== SOURCE
15. The method of claim 11, further comprising, after the step of pouring the cap, the step of pressure grouting the hollow bar helical anchor pipes to force grout out through said grout holes and around said helical discs for ground improvement around the hollow bar helical anchor pipe and helical discs to improve the soil strength, increase the anchor size and improve the bond between the helical anchor pipe and the soil to increase the anchor pullout or downward load resistance thus increasing the foundation loading capacity and stiffness.

16. The method of claim 15, further including the step of isolating certain zones of the hollow bar helical anchor pipes and pumping grout in measured quantities and pressure to specific zones in said pipes using a packer.

17. The method of claim 9, further comprising, before the step of pouring the cap, the steps of: positioning corrugated pipes interior to and around a perimeter of said concrete foundation cap; and placing radial bolts or tendons horizontally across the foundation and securing the radial bolts to the corrugated pipes.

18. The method of claim 17, further comprising the step of placing sleeves over said radial bolts or tendons before placing said radial bolts or tendons horizontally across the foundation.

19. The method of claim 18, wherein the step of post tensioning the helical anchors using the tensioning elements includes the step of tensioning the sleeved horizontally extending radial bolts or tendons from outside the perimeter corrugated metal pipe.

20. The method of claim 9, wherein the step of drilling includes the steps of: pressure grouting each of the helical anchor pipes through grout holes formed in the pipes; and attaching the tensioning elements to upper ends of the helical anchor pipes.

Description

BRIEF DESCRIPTION OF THE DRAWINGS

(1) Other objects, features and advantages of the present invention will be apparent to those skilled in the art upon a reading of this specification including the accompanying drawings. While intending to illustrate the invention, the drawings are not necessarily to scale.

(2) FIG. 1 is a perspective view, partially in section, of a completed concrete foundation with post-tensioned bolt helical anchors and foundation cap constructed in accordance with a first preferred embodiment of the present invention.

(3) FIG. 2A is a sectional view of the post-tensioned bolt helical anchor and foundation cap with the tower base section flange set in the grout trough, and showing the concrete foundation cap and two tension-only bolt helical anchors in accordance with the first preferred embodiment of the present invention.

(4) FIG. 2B is a sectional view of the post-tensioned bolt helical anchor and foundation cap with the tower base section flange set in the grout trough, and showing the concrete foundation cap, one tension-only bolt helical anchor and one convertible bolt helical anchor in accordance with the first preferred embodiment of the present invention.

(5) FIG. 3 is a top plan view of the foundation steel components under the template, prior to concrete being poured.
====
DIRECTIONS:
A – Return the listing's lines word for word, from its first line up to and including the line with "list-item: › It's".
B – Take the patent text on helical anchor foundations further, picking up right after its last sentence.
== GIVEN ENTRIES
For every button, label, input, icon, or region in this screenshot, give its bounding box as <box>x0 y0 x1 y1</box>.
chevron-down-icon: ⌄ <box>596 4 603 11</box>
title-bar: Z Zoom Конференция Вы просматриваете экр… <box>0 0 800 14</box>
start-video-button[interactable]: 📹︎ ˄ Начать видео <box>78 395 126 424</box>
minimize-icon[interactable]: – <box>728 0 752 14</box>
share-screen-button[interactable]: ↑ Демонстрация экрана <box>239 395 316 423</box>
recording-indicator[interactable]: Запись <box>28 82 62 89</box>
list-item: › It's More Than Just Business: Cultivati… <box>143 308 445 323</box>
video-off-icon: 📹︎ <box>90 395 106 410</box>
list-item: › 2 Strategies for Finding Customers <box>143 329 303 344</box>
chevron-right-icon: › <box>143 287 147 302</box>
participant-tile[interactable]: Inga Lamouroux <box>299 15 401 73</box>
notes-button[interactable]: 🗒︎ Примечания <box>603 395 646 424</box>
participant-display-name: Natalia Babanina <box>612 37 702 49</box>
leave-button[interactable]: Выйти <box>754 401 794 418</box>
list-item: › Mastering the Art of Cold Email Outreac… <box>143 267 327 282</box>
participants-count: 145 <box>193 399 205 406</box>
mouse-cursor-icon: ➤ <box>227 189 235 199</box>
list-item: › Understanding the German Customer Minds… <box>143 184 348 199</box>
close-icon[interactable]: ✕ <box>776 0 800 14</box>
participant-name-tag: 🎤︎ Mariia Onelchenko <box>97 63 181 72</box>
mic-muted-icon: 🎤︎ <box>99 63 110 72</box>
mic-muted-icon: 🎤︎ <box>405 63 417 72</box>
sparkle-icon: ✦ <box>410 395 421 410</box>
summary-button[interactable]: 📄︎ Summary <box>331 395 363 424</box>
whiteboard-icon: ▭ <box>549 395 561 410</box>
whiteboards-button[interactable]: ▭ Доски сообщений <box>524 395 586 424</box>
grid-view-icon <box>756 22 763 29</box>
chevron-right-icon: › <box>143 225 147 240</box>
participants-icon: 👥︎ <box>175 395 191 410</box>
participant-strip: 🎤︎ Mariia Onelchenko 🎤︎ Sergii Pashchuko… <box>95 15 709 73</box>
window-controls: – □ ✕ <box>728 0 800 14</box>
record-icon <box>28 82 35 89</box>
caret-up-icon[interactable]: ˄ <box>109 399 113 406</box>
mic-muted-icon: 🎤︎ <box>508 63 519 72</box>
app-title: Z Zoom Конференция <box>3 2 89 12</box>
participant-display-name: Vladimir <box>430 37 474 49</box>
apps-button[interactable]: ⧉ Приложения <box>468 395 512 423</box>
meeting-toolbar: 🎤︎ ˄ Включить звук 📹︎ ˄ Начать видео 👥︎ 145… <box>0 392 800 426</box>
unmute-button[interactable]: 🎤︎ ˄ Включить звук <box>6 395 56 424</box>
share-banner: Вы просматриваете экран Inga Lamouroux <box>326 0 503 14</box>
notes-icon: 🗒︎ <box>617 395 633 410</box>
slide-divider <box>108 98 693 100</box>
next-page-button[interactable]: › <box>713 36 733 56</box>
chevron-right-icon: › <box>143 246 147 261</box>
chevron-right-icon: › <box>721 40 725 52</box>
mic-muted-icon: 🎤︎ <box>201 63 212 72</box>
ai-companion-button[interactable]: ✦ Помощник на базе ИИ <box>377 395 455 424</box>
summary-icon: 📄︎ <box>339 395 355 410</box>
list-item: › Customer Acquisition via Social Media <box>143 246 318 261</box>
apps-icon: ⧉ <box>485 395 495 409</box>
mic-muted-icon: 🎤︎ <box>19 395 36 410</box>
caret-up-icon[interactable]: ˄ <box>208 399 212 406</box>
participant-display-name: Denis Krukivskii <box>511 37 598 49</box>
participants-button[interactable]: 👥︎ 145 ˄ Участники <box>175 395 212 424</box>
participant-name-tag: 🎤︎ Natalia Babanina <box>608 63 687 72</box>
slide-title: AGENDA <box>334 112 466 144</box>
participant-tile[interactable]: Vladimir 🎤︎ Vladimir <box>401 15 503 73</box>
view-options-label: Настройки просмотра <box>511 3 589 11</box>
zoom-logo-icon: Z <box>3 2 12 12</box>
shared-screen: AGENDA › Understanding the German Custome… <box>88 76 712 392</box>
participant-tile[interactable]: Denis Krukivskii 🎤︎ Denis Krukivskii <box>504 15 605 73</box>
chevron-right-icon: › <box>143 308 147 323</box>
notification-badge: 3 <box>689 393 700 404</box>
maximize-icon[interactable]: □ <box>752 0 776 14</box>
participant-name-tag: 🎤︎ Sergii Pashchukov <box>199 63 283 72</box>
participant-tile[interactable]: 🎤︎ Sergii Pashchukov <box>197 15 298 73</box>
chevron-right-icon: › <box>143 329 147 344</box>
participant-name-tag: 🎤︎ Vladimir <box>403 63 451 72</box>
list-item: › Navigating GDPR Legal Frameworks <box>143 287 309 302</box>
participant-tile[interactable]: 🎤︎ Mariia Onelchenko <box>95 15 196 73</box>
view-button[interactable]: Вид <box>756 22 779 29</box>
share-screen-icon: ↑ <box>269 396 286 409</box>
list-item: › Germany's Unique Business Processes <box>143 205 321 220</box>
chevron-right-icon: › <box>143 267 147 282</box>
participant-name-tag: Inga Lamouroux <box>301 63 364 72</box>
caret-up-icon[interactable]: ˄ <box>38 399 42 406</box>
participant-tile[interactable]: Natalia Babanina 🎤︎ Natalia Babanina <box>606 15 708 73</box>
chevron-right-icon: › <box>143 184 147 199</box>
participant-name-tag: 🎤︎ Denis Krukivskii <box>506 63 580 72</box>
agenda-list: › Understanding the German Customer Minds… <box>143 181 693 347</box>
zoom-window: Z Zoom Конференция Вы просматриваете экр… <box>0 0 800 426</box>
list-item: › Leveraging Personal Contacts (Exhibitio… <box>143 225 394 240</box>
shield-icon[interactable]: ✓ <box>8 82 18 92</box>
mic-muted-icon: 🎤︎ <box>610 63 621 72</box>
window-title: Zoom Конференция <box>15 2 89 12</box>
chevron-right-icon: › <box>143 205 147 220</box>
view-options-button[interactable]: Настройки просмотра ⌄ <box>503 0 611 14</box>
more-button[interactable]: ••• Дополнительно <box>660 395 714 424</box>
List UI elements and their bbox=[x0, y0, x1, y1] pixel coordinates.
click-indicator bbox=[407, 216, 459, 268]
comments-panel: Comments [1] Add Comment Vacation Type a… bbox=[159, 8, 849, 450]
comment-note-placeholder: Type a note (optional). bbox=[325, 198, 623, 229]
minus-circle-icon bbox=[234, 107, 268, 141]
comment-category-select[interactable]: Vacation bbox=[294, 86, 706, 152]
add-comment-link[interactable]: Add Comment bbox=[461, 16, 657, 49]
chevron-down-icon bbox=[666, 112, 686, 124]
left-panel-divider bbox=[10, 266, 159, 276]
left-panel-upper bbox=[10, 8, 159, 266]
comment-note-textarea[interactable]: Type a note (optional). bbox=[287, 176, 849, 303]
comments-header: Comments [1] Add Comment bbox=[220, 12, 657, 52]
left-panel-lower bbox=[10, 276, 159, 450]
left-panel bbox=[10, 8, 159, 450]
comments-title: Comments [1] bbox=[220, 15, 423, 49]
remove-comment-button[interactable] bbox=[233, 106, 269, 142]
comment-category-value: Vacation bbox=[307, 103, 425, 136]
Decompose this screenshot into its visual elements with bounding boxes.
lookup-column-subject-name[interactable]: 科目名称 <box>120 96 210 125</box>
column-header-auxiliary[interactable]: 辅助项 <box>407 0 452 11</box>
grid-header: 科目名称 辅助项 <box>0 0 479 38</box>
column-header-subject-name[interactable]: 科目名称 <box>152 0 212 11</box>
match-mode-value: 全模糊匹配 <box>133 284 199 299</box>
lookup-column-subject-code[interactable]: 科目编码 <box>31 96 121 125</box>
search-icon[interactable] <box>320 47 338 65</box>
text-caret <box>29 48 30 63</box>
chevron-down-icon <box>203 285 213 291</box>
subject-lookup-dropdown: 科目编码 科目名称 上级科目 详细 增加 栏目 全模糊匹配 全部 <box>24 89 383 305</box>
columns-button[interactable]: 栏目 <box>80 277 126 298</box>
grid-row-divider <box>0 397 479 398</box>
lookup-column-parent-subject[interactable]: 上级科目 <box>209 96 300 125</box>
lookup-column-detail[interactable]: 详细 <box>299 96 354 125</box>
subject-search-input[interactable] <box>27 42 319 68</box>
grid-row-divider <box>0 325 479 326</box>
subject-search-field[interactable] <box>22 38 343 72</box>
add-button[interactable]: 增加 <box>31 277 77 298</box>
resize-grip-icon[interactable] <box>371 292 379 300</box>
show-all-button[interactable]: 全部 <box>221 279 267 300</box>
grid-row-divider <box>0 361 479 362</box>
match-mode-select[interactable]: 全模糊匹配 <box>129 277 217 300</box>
====
ANSWERS FOR THE EXERCISE:
A –
For every button, label, input, icon, or region in this screenshot, give its bounding box as <box>x0 y0 x1 y1</box>.
chevron-down-icon: ⌄ <box>596 4 603 11</box>
title-bar: Z Zoom Конференция Вы просматриваете экр… <box>0 0 800 14</box>
start-video-button[interactable]: 📹︎ ˄ Начать видео <box>78 395 126 424</box>
minimize-icon[interactable]: – <box>728 0 752 14</box>
share-screen-button[interactable]: ↑ Демонстрация экрана <box>239 395 316 423</box>
recording-indicator[interactable]: Запись <box>28 82 62 89</box>
list-item: › It's More Than Just Business: Cultivati… <box>143 308 445 323</box>

B –
(6) FIG. 4 is an enlarged fragmental view, partly in section, of the completed foundation illustrating an upper end of a bolt helical anchor, the tower anchor bolts and the concrete foundation cap with the tower base flange positioned and grouted atop the foundation.

(7) FIG. 5 is an enlarged fragmentary sectional view of the embedment ring at the bottom of the tower anchor bolts illustrating two nuts, PVC sleeve and a splice plate for connecting segments of the embedment ring.

(8) FIG. 6 is an enlarged fragmental view illustrating the top of two post-tensioned tower anchor bolts engaging the tower base flange with the grout filling the grout trough between the top of the concrete foundation cap and the bottom of the tower base flange.

(9) FIG. 6A is a side view of a vertically and horizontally post-tensioned concrete foundation supporting a tower in accordance with the present invention.

(10) FIG. 7 is a sectional view illustrating a tension-only bolt helical anchor according to the first embodiment with anchor bolts or anchor tendons as the post-tensioning elements, with the upper end extending through the concrete foundation cap and the helical anchor pipe at the lower end made up of coupled pipe sections with helical discs mounted exteriorly thereon.

(11) FIG. 8 is an enlarged fragmental view illustrating the upper end of the tension-only bolt helical anchor shown in FIG. 7 including a threaded anchor bolt, plated and nutted at the top and connected to the helical anchor pipe by a subassembly, all within a PVC sleeve.

(12) FIG. 8A is an enlarged side view of the subassembly in FIG. 8 which connects the anchor bolt or anchor tendon of the bolt helical anchor at its lower end to the upper end of the helical anchor pipe.

(13) FIG. 9 is a sectional view illustrating a bolt helical anchor configured as a convertible bolt helical anchor to provide both tension and load bearing compression, the upper end extending through the concrete foundation cap with a compression plate in the leveling course below the concrete foundation cap and above the helical anchor pipe.

(14) FIG. 10 is an enlarged fragmental view illustrating the convertible helical anchor shown in FIG. 9 with a compression apparatus including a steel plate topped by compressible material and supported below by a subassembly connecting the helical anchor bolt to the helical anchor pipe.

(15) FIG. 11 is an enlarged fragmental view of two lengths of the helical anchor pipe shown in FIG. 9 connected by a coupler and having spiral and inertia rough welds.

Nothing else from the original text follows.